## START Task material

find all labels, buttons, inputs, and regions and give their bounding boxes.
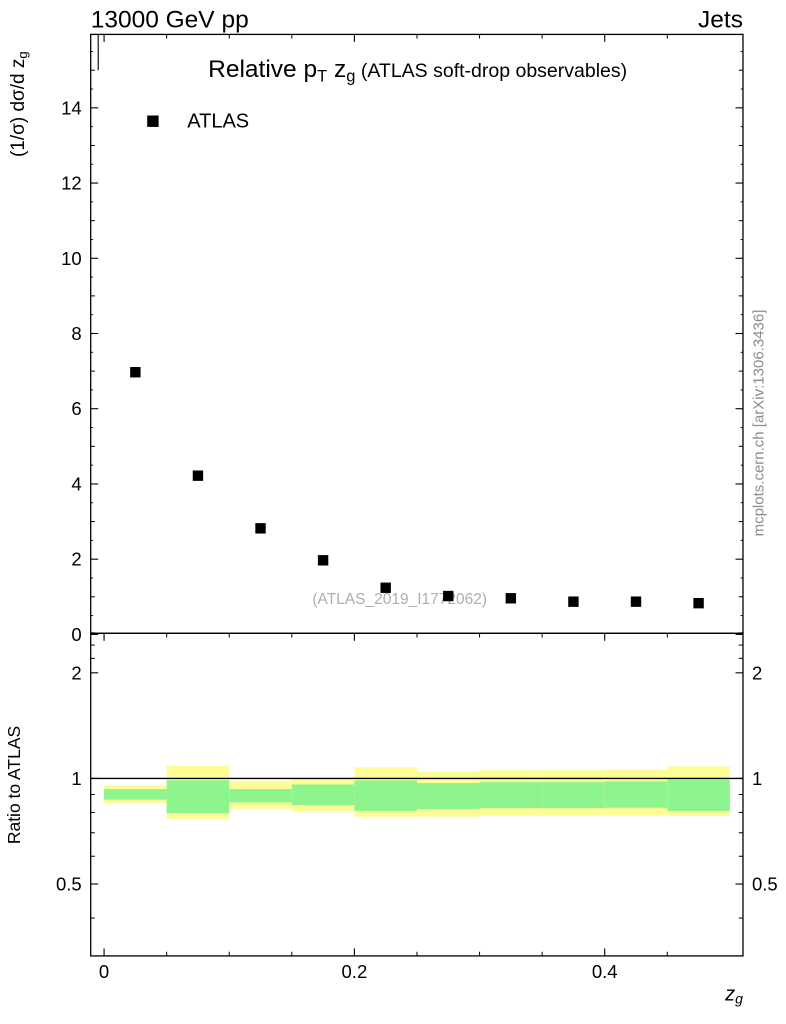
svg-text:0: 0 xyxy=(71,624,81,645)
svg-text:0.4: 0.4 xyxy=(592,961,618,982)
svg-text:Relative pT zg (ATLAS soft-dro: Relative pT zg (ATLAS soft-drop observab… xyxy=(208,56,627,86)
svg-text:10: 10 xyxy=(61,248,82,269)
svg-text:2: 2 xyxy=(71,549,81,570)
svg-text:ATLAS: ATLAS xyxy=(187,111,249,133)
svg-text:1: 1 xyxy=(752,768,762,789)
svg-text:(1/σ) dσ/d zg: (1/σ) dσ/d zg xyxy=(8,51,30,157)
svg-text:(ATLAS_2019_I1772062): (ATLAS_2019_I1772062) xyxy=(312,591,487,608)
svg-text:0.5: 0.5 xyxy=(56,874,82,895)
svg-text:1: 1 xyxy=(71,768,81,789)
svg-text:2: 2 xyxy=(71,662,81,683)
svg-text:6: 6 xyxy=(71,398,81,419)
svg-text:Jets: Jets xyxy=(698,6,743,33)
svg-text:8: 8 xyxy=(71,323,81,344)
svg-text:Ratio to ATLAS: Ratio to ATLAS xyxy=(4,726,24,844)
svg-text:4: 4 xyxy=(71,473,81,494)
svg-text:0.2: 0.2 xyxy=(342,961,368,982)
svg-text:14: 14 xyxy=(61,97,82,118)
svg-text:0.5: 0.5 xyxy=(752,874,778,895)
svg-text:12: 12 xyxy=(61,173,82,194)
svg-text:13000 GeV pp: 13000 GeV pp xyxy=(91,6,249,33)
svg-text:mcplots.cern.ch [arXiv:1306.34: mcplots.cern.ch [arXiv:1306.3436] xyxy=(751,310,768,537)
svg-text:2: 2 xyxy=(752,662,762,683)
svg-text:0: 0 xyxy=(99,961,109,982)
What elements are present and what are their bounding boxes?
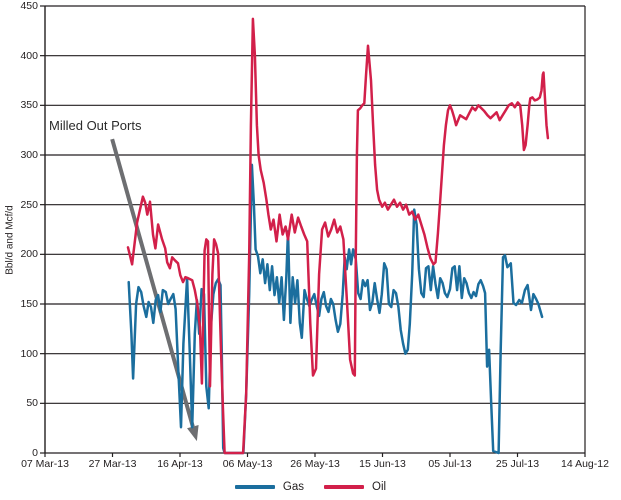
chart-legend: Gas Oil xyxy=(0,481,621,493)
annotation-milled-out-ports: Milled Out Ports xyxy=(49,118,142,133)
legend-item-gas: Gas xyxy=(234,481,305,493)
x-tick-label: 14 Aug-12 xyxy=(561,458,609,470)
y-tick-label: 450 xyxy=(20,0,38,12)
x-tick-label: 15 Jun-13 xyxy=(359,458,406,470)
annotation-arrow-shaft xyxy=(110,138,195,428)
x-tick-label: 05 Jul-13 xyxy=(428,458,472,470)
y-tick-label: 300 xyxy=(20,149,38,161)
y-tick-label: 0 xyxy=(32,447,38,459)
y-tick-label: 100 xyxy=(20,347,38,360)
y-tick-label: 350 xyxy=(20,99,38,112)
x-tick-label: 27 Mar-13 xyxy=(88,458,137,470)
y-tick-label: 250 xyxy=(20,198,38,211)
gas-line-swatch xyxy=(234,485,275,489)
x-tick-label: 25 Jul-13 xyxy=(495,458,540,470)
gas-series-line xyxy=(127,163,544,455)
y-axis-title: Bbl/d and Mcf/d xyxy=(4,205,16,275)
oil-legend-label: Oil xyxy=(372,481,387,493)
oil-series-line xyxy=(126,17,550,455)
y-tick-label: 150 xyxy=(20,298,38,310)
legend-item-oil: Oil xyxy=(324,481,386,493)
oil-line-swatch xyxy=(324,485,365,489)
x-tick-label: 07 Mar-13 xyxy=(21,458,69,470)
y-tick-label: 200 xyxy=(20,248,38,261)
y-tick-label: 400 xyxy=(20,49,38,62)
y-tick-label: 50 xyxy=(26,397,38,410)
annotation-arrow-head xyxy=(187,425,199,442)
x-tick-label: 26 May-13 xyxy=(290,458,340,470)
x-tick-label: 06 May-13 xyxy=(222,458,273,470)
x-tick-label: 16 Apr-13 xyxy=(157,458,203,470)
gas-legend-label: Gas xyxy=(282,481,305,493)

## END Task material

• _Task statement_
Write out everything from "chart-legend: Gas Oil xyxy=(0,481,621,493)" down to "x-tick-label: 05 Jul-13" again, swapping "Aug-12" for "Sep-12" and leaving everything else unchanged.

• _Solved exercise_
chart-legend: Gas Oil xyxy=(0,481,621,493)
annotation-milled-out-ports: Milled Out Ports xyxy=(49,118,142,133)
legend-item-gas: Gas xyxy=(234,481,305,493)
x-tick-label: 14 Sep-12 xyxy=(561,458,609,470)
y-tick-label: 450 xyxy=(20,0,38,12)
x-tick-label: 15 Jun-13 xyxy=(359,458,406,470)
annotation-arrow-shaft xyxy=(110,138,195,428)
x-tick-label: 05 Jul-13 xyxy=(428,458,472,470)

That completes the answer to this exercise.